*EXERCISE DETAILS:* From the listing, collect all lines containing the word "this".

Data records

* Begin *

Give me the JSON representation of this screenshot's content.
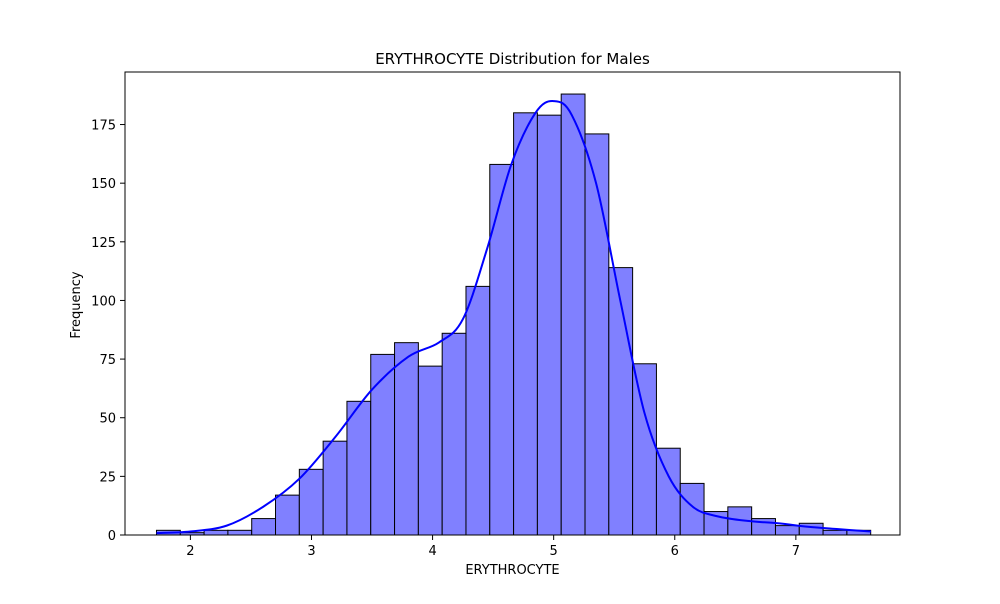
{
  "chart_data": {
    "type": "bar",
    "title": "ERYTHROCYTE Distribution for Males",
    "xlabel": "ERYTHROCYTE",
    "ylabel": "Frequency",
    "xlim": [
      1.46,
      7.86
    ],
    "ylim": [
      0,
      197.4
    ],
    "x_ticks": [
      2,
      3,
      4,
      5,
      6,
      7
    ],
    "y_ticks": [
      0,
      25,
      50,
      75,
      100,
      125,
      150,
      175
    ],
    "bin_start": 1.72,
    "bin_width": 0.1966,
    "values": [
      2,
      1,
      2,
      2,
      7,
      17,
      28,
      40,
      57,
      77,
      82,
      72,
      86,
      106,
      158,
      180,
      179,
      188,
      171,
      114,
      73,
      37,
      22,
      10,
      12,
      7,
      4,
      5,
      2,
      2
    ],
    "kde": {
      "x": [
        1.72,
        2.0,
        2.3,
        2.6,
        2.9,
        3.2,
        3.5,
        3.8,
        4.05,
        4.25,
        4.45,
        4.65,
        4.85,
        5.0,
        5.15,
        5.35,
        5.55,
        5.75,
        5.95,
        6.15,
        6.35,
        6.6,
        6.85,
        7.1,
        7.35,
        7.62
      ],
      "y": [
        0.8,
        1.5,
        4,
        12,
        24,
        42,
        62,
        76,
        82,
        92,
        122,
        158,
        180,
        185,
        179,
        150,
        100,
        52,
        25,
        12,
        8,
        6,
        5,
        3.5,
        2.5,
        1.5
      ]
    },
    "grid": false,
    "legend": "none",
    "colors": {
      "bar_fill": "#8080ff",
      "bar_edge": "#000000",
      "kde_line": "#0000ff"
    }
  }
}
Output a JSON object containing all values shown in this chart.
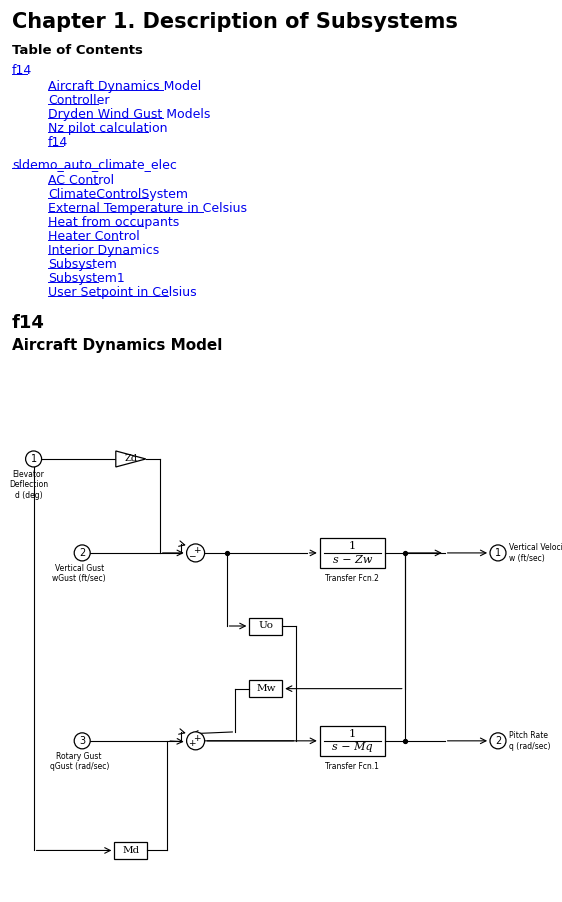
{
  "title": "Chapter 1. Description of Subsystems",
  "toc_header": "Table of Contents",
  "toc_section1_name": "f14",
  "toc_section1_items": [
    "Aircraft Dynamics Model",
    "Controller",
    "Dryden Wind Gust Models",
    "Nz pilot calculation",
    "f14"
  ],
  "toc_section2_name": "sldemo_auto_climate_elec",
  "toc_section2_items": [
    "AC Control",
    "ClimateControlSystem",
    "External Temperature in Celsius",
    "Heat from occupants",
    "Heater Control",
    "Interior Dynamics",
    "Subsystem",
    "Subsystem1",
    "User Setpoint in Celsius"
  ],
  "section_f14": "f14",
  "subsection_adm": "Aircraft Dynamics Model",
  "link_color": "#0000EE",
  "black": "#000000",
  "white": "#FFFFFF",
  "bg": "#FFFFFF"
}
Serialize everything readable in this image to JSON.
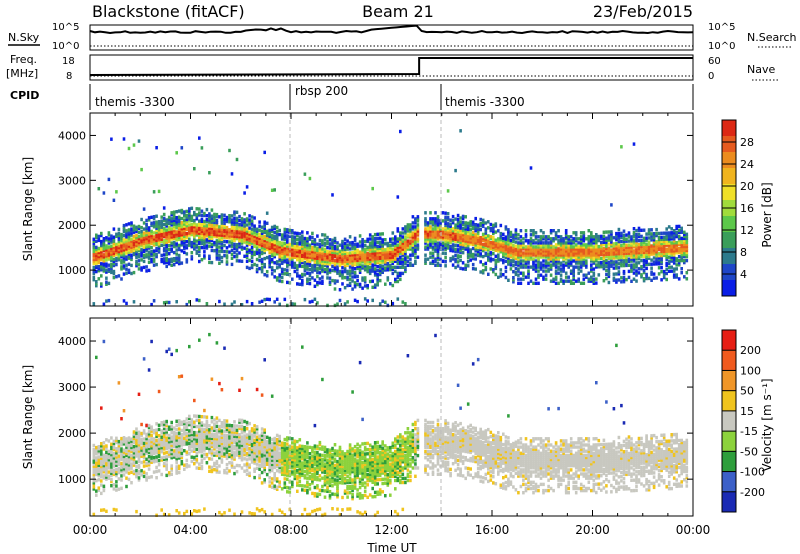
{
  "header": {
    "station": "Blackstone (fitACF)",
    "beam": "Beam 21",
    "date": "23/Feb/2015"
  },
  "top_panels": {
    "nsky_label": "N.Sky",
    "nsearch_label": "N.Search",
    "freq_label_line1": "Freq.",
    "freq_label_line2": "[MHz]",
    "nave_label": "Nave",
    "cpid_label": "CPID",
    "noise_ticks": [
      "10^5",
      "10^0"
    ],
    "freq_ticks": [
      "18",
      "8"
    ],
    "nave_ticks": [
      "60",
      "0"
    ],
    "cpid_segments": [
      {
        "label": "themis -3300",
        "start_hour": 0,
        "end_hour": 8
      },
      {
        "label": "rbsp 200",
        "start_hour": 8,
        "end_hour": 14
      },
      {
        "label": "themis -3300",
        "start_hour": 14,
        "end_hour": 24
      }
    ],
    "freq_step": {
      "before": 8.5,
      "after": 18,
      "switch_hour": 13.1
    }
  },
  "chart_data": [
    {
      "type": "heatmap",
      "panel": "power",
      "ylabel": "Slant Range [km]",
      "yticks": [
        "1000",
        "2000",
        "3000",
        "4000"
      ],
      "ylim": [
        200,
        4500
      ],
      "xlim": [
        0,
        24
      ],
      "colorbar_label": "Power [dB]",
      "colorbar_ticks": [
        "4",
        "8",
        "12",
        "16",
        "20",
        "24",
        "28"
      ],
      "colors": [
        "#0a1ee6",
        "#1e46c8",
        "#2c7a8c",
        "#3a9e5a",
        "#5cc84a",
        "#a0dc3c",
        "#f0e028",
        "#f0b41e",
        "#ec8c1e",
        "#e65a1e",
        "#dc2814"
      ],
      "backscatter_band": [
        {
          "hour": 0.2,
          "range_km": 1300
        },
        {
          "hour": 2.0,
          "range_km": 1650
        },
        {
          "hour": 4.0,
          "range_km": 1900
        },
        {
          "hour": 6.0,
          "range_km": 1800
        },
        {
          "hour": 7.5,
          "range_km": 1450
        },
        {
          "hour": 8.0,
          "range_km": 1400
        },
        {
          "hour": 10.0,
          "range_km": 1250
        },
        {
          "hour": 12.0,
          "range_km": 1350
        },
        {
          "hour": 13.0,
          "range_km": 1800
        },
        {
          "hour": 14.0,
          "range_km": 1800
        },
        {
          "hour": 15.5,
          "range_km": 1650
        },
        {
          "hour": 17.0,
          "range_km": 1400
        },
        {
          "hour": 20.0,
          "range_km": 1400
        },
        {
          "hour": 23.5,
          "range_km": 1500
        }
      ]
    },
    {
      "type": "heatmap",
      "panel": "velocity",
      "ylabel": "Slant Range [km]",
      "yticks": [
        "1000",
        "2000",
        "3000",
        "4000"
      ],
      "ylim": [
        200,
        4500
      ],
      "xlim": [
        0,
        24
      ],
      "xticks": [
        "00:00",
        "04:00",
        "08:00",
        "12:00",
        "16:00",
        "20:00",
        "00:00"
      ],
      "xlabel": "Time UT",
      "colorbar_label": "Velocity [m s⁻¹]",
      "colorbar_ticks": [
        "200",
        "100",
        "50",
        "15",
        "-15",
        "-50",
        "-100",
        "-200"
      ],
      "colors": [
        "#1a2ab4",
        "#3c60c8",
        "#2e9e3c",
        "#8cd23c",
        "#c8c8c0",
        "#f0c41e",
        "#f09628",
        "#f05a1e",
        "#e61e14"
      ]
    }
  ]
}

* End *

*PROBLEM SOLUTION:*
Give me the JSON representation of this screenshot's content.
Output a JSON object containing all values shown in this chart.
Serialize everything readable in this image to JSON.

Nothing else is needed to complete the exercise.